- DIRECTIVE: Scan the lines below for the string "JSON" and copy every one that has it.

- MATERIAL SHOWN:
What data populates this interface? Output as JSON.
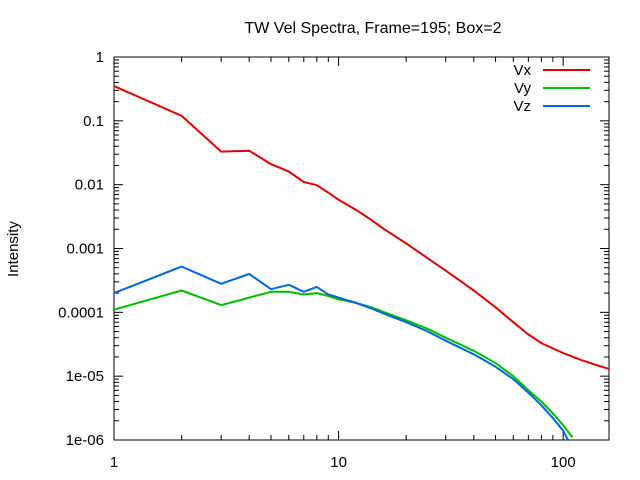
{
  "chart_data": {
    "type": "line",
    "title": "TW Vel Spectra, Frame=195; Box=2",
    "xlabel": "",
    "ylabel": "Intensity",
    "xscale": "log",
    "yscale": "log",
    "xlim": [
      1,
      160
    ],
    "ylim": [
      1e-06,
      1
    ],
    "x_ticks": [
      {
        "value": 1,
        "label": "1"
      },
      {
        "value": 10,
        "label": "10"
      },
      {
        "value": 100,
        "label": "100"
      }
    ],
    "y_ticks": [
      {
        "value": 1,
        "label": "1"
      },
      {
        "value": 0.1,
        "label": "0.1"
      },
      {
        "value": 0.01,
        "label": "0.01"
      },
      {
        "value": 0.001,
        "label": "0.001"
      },
      {
        "value": 0.0001,
        "label": "0.0001"
      },
      {
        "value": 1e-05,
        "label": "1e-05"
      },
      {
        "value": 1e-06,
        "label": "1e-06"
      }
    ],
    "grid": false,
    "legend_position": "top-right",
    "series": [
      {
        "name": "Vx",
        "color": "#dd0000",
        "x": [
          1,
          2,
          3,
          4,
          5,
          6,
          7,
          8,
          9,
          10,
          12,
          14,
          16,
          20,
          25,
          30,
          40,
          50,
          60,
          70,
          80,
          100,
          120,
          140,
          160
        ],
        "y": [
          0.35,
          0.12,
          0.033,
          0.034,
          0.021,
          0.016,
          0.011,
          0.0098,
          0.0075,
          0.0058,
          0.004,
          0.0028,
          0.002,
          0.0012,
          0.0007,
          0.00045,
          0.00022,
          0.00012,
          7e-05,
          4.5e-05,
          3.3e-05,
          2.3e-05,
          1.8e-05,
          1.5e-05,
          1.3e-05
        ]
      },
      {
        "name": "Vy",
        "color": "#00bb00",
        "x": [
          1,
          2,
          3,
          4,
          5,
          6,
          7,
          8,
          9,
          10,
          12,
          14,
          16,
          20,
          25,
          30,
          40,
          50,
          60,
          70,
          80,
          90,
          100,
          110
        ],
        "y": [
          0.00011,
          0.00022,
          0.00013,
          0.00017,
          0.00021,
          0.00021,
          0.00019,
          0.0002,
          0.00018,
          0.00016,
          0.00014,
          0.00012,
          0.0001,
          7.5e-05,
          5.5e-05,
          4e-05,
          2.5e-05,
          1.6e-05,
          1e-05,
          6e-06,
          4e-06,
          2.6e-06,
          1.7e-06,
          1.1e-06
        ]
      },
      {
        "name": "Vz",
        "color": "#0066dd",
        "x": [
          1,
          2,
          3,
          4,
          5,
          6,
          7,
          8,
          9,
          10,
          12,
          14,
          16,
          20,
          25,
          30,
          40,
          50,
          60,
          70,
          80,
          90,
          100,
          105
        ],
        "y": [
          0.0002,
          0.00052,
          0.00028,
          0.0004,
          0.00023,
          0.00027,
          0.00021,
          0.00025,
          0.00019,
          0.00017,
          0.00014,
          0.000115,
          9.5e-05,
          7e-05,
          5e-05,
          3.6e-05,
          2.2e-05,
          1.4e-05,
          9e-06,
          5.5e-06,
          3.5e-06,
          2.2e-06,
          1.4e-06,
          1e-06
        ]
      }
    ]
  }
}
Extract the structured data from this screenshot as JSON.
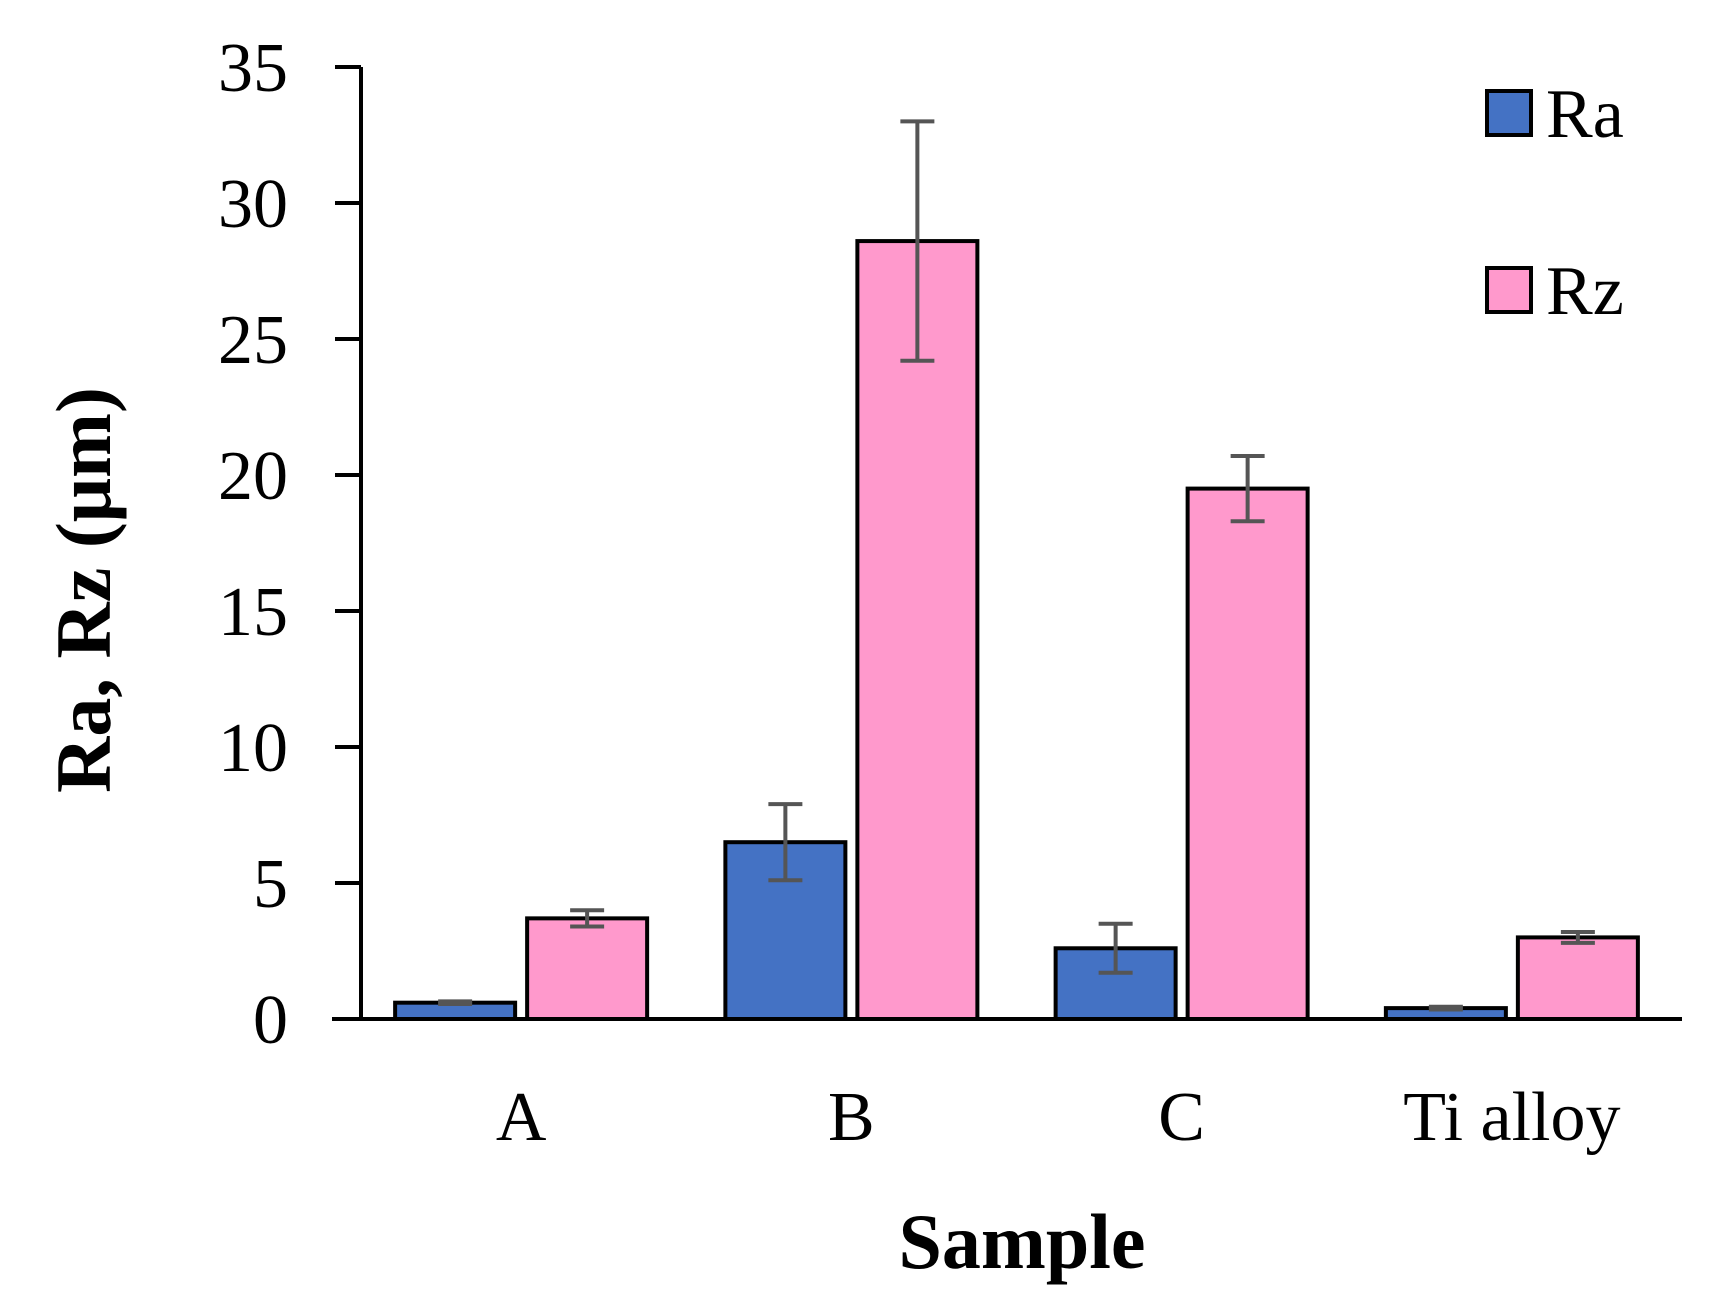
{
  "chart_data": {
    "type": "bar",
    "title": "",
    "xlabel": "Sample",
    "ylabel": "Ra, Rz (μm)",
    "categories": [
      "A",
      "B",
      "C",
      "Ti alloy"
    ],
    "series": [
      {
        "name": "Ra",
        "color": "#4472C4",
        "values": [
          0.6,
          6.5,
          2.6,
          0.4
        ],
        "errors": [
          0.05,
          1.4,
          0.9,
          0.05
        ]
      },
      {
        "name": "Rz",
        "color": "#FF99CC",
        "values": [
          3.7,
          28.6,
          19.5,
          3.0
        ],
        "errors": [
          0.3,
          4.4,
          1.2,
          0.2
        ]
      }
    ],
    "ylim": [
      0,
      35
    ],
    "yticks": [
      0,
      5,
      10,
      15,
      20,
      25,
      30,
      35
    ],
    "grid": false,
    "legend_position": "top-right"
  }
}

- REPLY TO THE TASK:
What data populates this interface? Output as JSON.
Extract the structured data from this screenshot as JSON.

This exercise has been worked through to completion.